■ **INPUT RECORDS**:
+++++

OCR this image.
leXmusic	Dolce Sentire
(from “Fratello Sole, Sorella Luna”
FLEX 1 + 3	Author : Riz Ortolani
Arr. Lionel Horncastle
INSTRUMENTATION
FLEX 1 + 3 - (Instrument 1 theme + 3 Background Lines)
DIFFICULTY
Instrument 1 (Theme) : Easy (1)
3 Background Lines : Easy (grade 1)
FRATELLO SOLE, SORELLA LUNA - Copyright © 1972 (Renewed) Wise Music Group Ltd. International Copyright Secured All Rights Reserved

+++++

■ **YOUR OBJECTIVE**:
Copy each line that holds the word "Easy".

■ **PROBLEM SOLUTION**:
Instrument 1 (Theme) : Easy (1)
3 Background Lines : Easy (grade 1)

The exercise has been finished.